* _ASSIGNMENT 1_
From the discussion of transfer service and space link configurations, quote the passage starting with "[Marcin] That is" and going on through "would be cumbersome.".
* _ASSIGNMENT 2_
List the parameters that the discussion of transfer service and space link configurations gives as examples of what a transfer service profile contains.
* _ASSIGNMENT 3_
Proceed with the discussion of transfer service and space link configurations from the point where it stops.

So, having said what I think is NOT the concern, here’s what I think *IS* the concern – that a Mission might want to use the same transfer service profile (e.g., identifiers, timeout period, latency limit, buffer size, etc.) in conjunction with different space link configurations without having to repeat the definition of the transfer service configuration. E.g., if a Mission uses S-band return sometimes and X-band return other times (mutually exclusively) and for both space link configurations it want to use the *same* RAF service instance, as currently constructed the configuration profiles require both S-Band and X-band configuration profiles contain a specification of the same RAF service instance. In CSSM Blue-1 we had the capability to define one RAF transfer service profile and attach it to either the S-band space link profile or the X-band space link profile, as appropriate. I think that Marcin is asking for a version of that same capability. Marcin, do I understand what you are asking for?

[Marcin] That is correct, this is exactly my “issue”. To give another example, missions often have just 2 or 3 space link configurations, but than 5-7 different transfer service configurations, of which maybe 2 are really used normally, but the rest is kind of there. Keeping such setup separated and allow it being combinable (3 space link configs and 7 transfer service configs) is easier to maintain and more flexible. For example it is possible during a space link session to switch between two different transfer sessions by changing the transfer config. In opposition, if we keep everything in one config profile, we would need in total 21 configurations (aaaahhhhrg!) and on-the-fly switching would be cumbersome.

* _RECORDS SUPPLIED_
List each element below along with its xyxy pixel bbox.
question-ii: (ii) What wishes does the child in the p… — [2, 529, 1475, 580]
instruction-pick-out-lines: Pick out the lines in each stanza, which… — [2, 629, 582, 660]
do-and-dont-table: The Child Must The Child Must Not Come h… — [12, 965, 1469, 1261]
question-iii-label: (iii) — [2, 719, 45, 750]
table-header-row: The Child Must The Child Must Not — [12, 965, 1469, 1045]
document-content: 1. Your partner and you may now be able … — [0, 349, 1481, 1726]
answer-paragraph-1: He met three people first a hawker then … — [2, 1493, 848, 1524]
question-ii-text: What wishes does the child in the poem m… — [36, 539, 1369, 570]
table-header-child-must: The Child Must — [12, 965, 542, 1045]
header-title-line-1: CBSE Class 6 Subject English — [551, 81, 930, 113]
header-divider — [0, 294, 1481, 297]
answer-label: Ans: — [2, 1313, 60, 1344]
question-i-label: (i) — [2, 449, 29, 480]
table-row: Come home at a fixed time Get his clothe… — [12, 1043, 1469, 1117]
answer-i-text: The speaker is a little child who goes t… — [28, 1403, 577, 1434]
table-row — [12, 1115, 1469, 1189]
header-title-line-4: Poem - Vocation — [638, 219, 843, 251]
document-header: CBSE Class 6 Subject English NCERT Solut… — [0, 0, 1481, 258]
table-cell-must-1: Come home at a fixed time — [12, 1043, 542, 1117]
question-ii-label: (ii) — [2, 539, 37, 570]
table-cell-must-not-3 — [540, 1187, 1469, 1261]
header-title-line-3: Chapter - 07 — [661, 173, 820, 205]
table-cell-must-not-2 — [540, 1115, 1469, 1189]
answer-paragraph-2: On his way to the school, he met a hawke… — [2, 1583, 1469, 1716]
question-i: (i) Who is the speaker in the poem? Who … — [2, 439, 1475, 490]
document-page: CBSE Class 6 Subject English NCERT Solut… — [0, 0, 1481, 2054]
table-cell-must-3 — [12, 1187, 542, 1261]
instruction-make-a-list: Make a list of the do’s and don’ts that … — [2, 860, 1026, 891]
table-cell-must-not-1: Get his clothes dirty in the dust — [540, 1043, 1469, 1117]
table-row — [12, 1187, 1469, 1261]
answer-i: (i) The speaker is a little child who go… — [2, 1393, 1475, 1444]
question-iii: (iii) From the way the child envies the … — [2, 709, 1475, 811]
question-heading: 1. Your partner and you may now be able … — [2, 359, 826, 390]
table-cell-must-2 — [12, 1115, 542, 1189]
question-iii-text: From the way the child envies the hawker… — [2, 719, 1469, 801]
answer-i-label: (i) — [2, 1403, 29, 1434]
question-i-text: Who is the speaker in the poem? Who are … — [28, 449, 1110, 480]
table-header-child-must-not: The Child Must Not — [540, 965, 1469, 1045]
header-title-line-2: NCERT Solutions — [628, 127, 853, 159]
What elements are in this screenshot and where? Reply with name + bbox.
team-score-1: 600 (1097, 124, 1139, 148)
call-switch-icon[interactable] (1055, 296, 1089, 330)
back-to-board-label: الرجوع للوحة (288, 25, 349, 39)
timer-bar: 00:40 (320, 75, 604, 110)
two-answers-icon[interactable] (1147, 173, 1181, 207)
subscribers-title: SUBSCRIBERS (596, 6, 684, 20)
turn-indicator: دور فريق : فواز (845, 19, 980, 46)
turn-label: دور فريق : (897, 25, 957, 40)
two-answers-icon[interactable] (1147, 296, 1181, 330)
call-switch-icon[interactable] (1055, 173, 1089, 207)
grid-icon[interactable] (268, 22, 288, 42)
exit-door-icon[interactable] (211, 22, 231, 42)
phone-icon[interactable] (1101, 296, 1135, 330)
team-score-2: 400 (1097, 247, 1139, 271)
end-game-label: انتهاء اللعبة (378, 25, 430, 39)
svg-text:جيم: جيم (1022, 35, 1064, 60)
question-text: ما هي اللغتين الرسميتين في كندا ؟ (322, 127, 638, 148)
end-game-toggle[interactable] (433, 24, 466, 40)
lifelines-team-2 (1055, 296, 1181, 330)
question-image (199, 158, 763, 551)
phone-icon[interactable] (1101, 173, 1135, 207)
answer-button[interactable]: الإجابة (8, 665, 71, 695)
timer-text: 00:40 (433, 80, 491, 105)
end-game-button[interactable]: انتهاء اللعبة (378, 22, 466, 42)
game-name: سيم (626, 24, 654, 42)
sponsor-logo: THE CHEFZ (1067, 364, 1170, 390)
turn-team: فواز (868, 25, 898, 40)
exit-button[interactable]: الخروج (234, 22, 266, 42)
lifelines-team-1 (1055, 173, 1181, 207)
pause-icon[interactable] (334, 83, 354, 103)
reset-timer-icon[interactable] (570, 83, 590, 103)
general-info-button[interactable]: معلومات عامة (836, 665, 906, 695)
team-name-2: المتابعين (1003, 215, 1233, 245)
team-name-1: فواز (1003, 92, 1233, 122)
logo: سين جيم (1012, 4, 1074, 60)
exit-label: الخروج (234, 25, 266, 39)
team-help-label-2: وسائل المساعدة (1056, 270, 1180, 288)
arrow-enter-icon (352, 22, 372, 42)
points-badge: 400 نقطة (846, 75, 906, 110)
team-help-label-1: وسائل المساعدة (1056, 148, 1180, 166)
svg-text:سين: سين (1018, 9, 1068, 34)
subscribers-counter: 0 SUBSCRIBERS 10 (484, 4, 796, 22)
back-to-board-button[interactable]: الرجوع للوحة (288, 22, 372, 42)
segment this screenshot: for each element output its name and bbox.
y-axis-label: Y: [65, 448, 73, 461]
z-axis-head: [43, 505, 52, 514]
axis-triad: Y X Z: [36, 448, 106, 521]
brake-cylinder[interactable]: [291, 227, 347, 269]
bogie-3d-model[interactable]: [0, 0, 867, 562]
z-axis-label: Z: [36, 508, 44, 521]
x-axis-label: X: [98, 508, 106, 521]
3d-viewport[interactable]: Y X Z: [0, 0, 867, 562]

* _YOUR RESPONSE 1_
[Marcin] That is correct, this is exactly my “issue”. To give another example, missions often have just 2 or 3 space link configurations, but than 5-7 different transfer service configurations, of which maybe 2 are really used normally, but the rest is kind of there. Keeping such setup separated and allow it being combinable (3 space link configs and 7 transfer service configs) is easier to maintain and more flexible. For example it is possible during a space link session to switch between two different transfer sessions by changing the transfer config. In opposition, if we keep everything in one config profile, we would need in total 21 configurations (aaaahhhhrg!) and on-the-fly switching would be cumbersome.

* _YOUR RESPONSE 2_
identifiers
timeout period
latency limit
buffer size

* _YOUR RESPONSE 3_
If my interpretation is correct, then we could address this issue by changing the interface of the transfer services from a containment relationship to a provided/required interface, and reorganize the configuration profile structure slightly. I won’t elaborate on this any more until I get some confirmation that this is the problem that we’re trying to solve.

[Marcin] I think I get what you mean, and yes, this may work, as long as the provided/required interface would be than defines in physically separate Information Entity (i.e. another Configuration Profile containing transfer service configuration only).